Work to be completed:
Each entry below is to be printed verbatim.

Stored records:

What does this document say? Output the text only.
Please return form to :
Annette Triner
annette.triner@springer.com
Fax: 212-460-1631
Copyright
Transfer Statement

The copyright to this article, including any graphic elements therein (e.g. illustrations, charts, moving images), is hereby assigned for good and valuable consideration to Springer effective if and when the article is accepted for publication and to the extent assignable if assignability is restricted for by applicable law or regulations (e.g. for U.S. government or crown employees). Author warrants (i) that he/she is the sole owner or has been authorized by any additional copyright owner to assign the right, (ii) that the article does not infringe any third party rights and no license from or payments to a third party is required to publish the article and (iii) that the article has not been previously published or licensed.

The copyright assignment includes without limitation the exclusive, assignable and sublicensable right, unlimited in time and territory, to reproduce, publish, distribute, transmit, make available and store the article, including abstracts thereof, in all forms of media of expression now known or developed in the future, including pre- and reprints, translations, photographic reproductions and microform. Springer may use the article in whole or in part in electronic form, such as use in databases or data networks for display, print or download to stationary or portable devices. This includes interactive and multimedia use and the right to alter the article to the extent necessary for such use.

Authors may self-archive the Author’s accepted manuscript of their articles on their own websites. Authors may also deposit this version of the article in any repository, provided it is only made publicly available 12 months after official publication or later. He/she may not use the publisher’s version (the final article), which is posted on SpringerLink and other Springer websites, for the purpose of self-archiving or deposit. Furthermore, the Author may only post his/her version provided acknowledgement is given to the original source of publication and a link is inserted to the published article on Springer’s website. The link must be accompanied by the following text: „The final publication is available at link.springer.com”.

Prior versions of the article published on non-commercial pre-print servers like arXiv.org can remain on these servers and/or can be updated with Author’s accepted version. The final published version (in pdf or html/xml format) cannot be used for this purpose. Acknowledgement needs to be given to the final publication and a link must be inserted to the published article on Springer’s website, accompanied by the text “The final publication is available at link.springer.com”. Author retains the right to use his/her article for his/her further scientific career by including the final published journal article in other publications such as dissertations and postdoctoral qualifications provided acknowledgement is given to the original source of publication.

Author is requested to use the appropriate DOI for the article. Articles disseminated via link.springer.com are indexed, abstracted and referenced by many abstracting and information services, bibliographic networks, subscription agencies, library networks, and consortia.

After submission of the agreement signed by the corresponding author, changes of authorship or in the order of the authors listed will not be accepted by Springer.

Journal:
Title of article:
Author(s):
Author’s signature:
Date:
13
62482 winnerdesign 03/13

Solution to the problem:
What does this document say? Output the text only.
Please return form to :
Annette Triner
annette.triner@springer.com
Fax: 212-460-1631
Copyright
Transfer Statement

The copyright to this article, including any graphic elements therein (e.g. illustrations, charts, moving images), is hereby assigned for good and valuable consideration to Springer effective if and when the article is accepted for publication and to the extent assignable if assignability is restricted for by applicable law or regulations (e.g. for U.S. government or crown employees). Author warrants (i) that he/she is the sole owner or has been authorized by any additional copyright owner to assign the right, (ii) that the article does not infringe any third party rights and no license from or payments to a third party is required to publish the article and (iii) that the article has not been previously published or licensed.

The copyright assignment includes without limitation the exclusive, assignable and sublicensable right, unlimited in time and territory, to reproduce, publish, distribute, transmit, make available and store the article, including abstracts thereof, in all forms of media of expression now known or developed in the future, including pre- and reprints, translations, photographic reproductions and microform. Springer may use the article in whole or in part in electronic form, such as use in databases or data networks for display, print or download to stationary or portable devices. This includes interactive and multimedia use and the right to alter the article to the extent necessary for such use.

Authors may self-archive the Author’s accepted manuscript of their articles on their own websites. Authors may also deposit this version of the article in any repository, provided it is only made publicly available 12 months after official publication or later. He/she may not use the publisher’s version (the final article), which is posted on SpringerLink and other Springer websites, for the purpose of self-archiving or deposit. Furthermore, the Author may only post his/her version provided acknowledgement is given to the original source of publication and a link is inserted to the published article on Springer’s website. The link must be accompanied by the following text: „The final publication is available at link.springer.com”.

Prior versions of the article published on non-commercial pre-print servers like arXiv.org can remain on these servers and/or can be updated with Author’s accepted version. The final published version (in pdf or html/xml format) cannot be used for this purpose. Acknowledgement needs to be given to the final publication and a link must be inserted to the published article on Springer’s website, accompanied by the text “The final publication is available at link.springer.com”. Author retains the right to use his/her article for his/her further scientific career by including the final published journal article in other publications such as dissertations and postdoctoral qualifications provided acknowledgement is given to the original source of publication.

Author is requested to use the appropriate DOI for the article. Articles disseminated via link.springer.com are indexed, abstracted and referenced by many abstracting and information services, bibliographic networks, subscription agencies, library networks, and consortia.

After submission of the agreement signed by the corresponding author, changes of authorship or in the order of the authors listed will not be accepted by Springer.

Journal:
Title of article:
Author(s):
Author’s signature:
Date:
13
62482 winnerdesign 03/13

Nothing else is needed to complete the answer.